* Aim of the exercise
Output the material exactly, but drop every image it holds.
---------- Material to process
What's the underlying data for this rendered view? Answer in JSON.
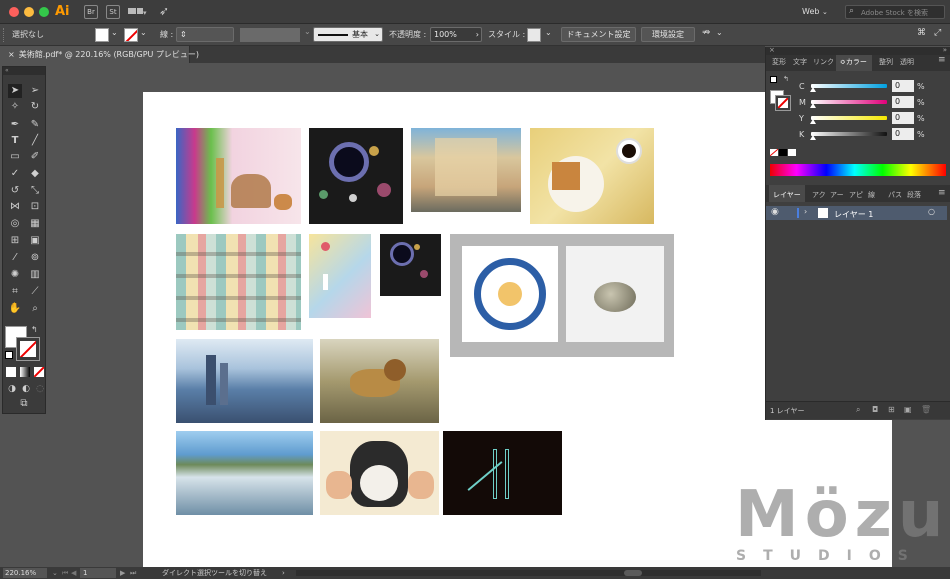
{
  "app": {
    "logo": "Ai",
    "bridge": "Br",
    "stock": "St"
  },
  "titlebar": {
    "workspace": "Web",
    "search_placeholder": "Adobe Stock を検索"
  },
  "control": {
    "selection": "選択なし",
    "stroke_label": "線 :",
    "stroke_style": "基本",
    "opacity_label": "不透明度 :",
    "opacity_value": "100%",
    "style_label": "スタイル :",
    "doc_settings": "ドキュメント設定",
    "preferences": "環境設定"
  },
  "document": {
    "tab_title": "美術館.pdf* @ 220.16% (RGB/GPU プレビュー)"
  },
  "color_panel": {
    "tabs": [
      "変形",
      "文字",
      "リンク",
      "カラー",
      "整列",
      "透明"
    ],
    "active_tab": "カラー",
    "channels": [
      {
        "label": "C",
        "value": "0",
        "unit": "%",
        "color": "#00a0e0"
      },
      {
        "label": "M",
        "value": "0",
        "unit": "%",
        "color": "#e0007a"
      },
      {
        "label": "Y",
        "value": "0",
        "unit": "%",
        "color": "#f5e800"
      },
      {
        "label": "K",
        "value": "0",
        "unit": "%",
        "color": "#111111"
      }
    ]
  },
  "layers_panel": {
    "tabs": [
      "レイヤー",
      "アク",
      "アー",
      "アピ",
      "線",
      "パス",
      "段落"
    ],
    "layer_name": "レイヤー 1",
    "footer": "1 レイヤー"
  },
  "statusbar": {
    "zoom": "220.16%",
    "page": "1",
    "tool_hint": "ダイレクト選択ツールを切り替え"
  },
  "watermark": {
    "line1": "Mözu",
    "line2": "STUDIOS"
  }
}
--------------------
* Exercise response
What's the underlying data for this rendered view? Answer in JSON.
{
  "app": {
    "logo": "Ai",
    "bridge": "Br",
    "stock": "St"
  },
  "titlebar": {
    "workspace": "Web",
    "search_placeholder": "Adobe Stock を検索"
  },
  "control": {
    "selection": "選択なし",
    "stroke_label": "線 :",
    "stroke_style": "基本",
    "opacity_label": "不透明度 :",
    "opacity_value": "100%",
    "style_label": "スタイル :",
    "doc_settings": "ドキュメント設定",
    "preferences": "環境設定"
  },
  "document": {
    "tab_title": "美術館.pdf* @ 220.16% (RGB/GPU プレビュー)"
  },
  "color_panel": {
    "tabs": [
      "変形",
      "文字",
      "リンク",
      "カラー",
      "整列",
      "透明"
    ],
    "active_tab": "カラー",
    "channels": [
      {
        "label": "C",
        "value": "0",
        "unit": "%",
        "color": "#00a0e0"
      },
      {
        "label": "M",
        "value": "0",
        "unit": "%",
        "color": "#e0007a"
      },
      {
        "label": "Y",
        "value": "0",
        "unit": "%",
        "color": "#f5e800"
      },
      {
        "label": "K",
        "value": "0",
        "unit": "%",
        "color": "#111111"
      }
    ]
  },
  "layers_panel": {
    "tabs": [
      "レイヤー",
      "アク",
      "アー",
      "アピ",
      "線",
      "パス",
      "段落"
    ],
    "layer_name": "レイヤー 1",
    "footer": "1 レイヤー"
  },
  "statusbar": {
    "zoom": "220.16%",
    "page": "1",
    "tool_hint": "ダイレクト選択ツールを切り替え"
  },
  "watermark": {
    "line1": "Mözu",
    "line2": "STUDIOS"
  }
}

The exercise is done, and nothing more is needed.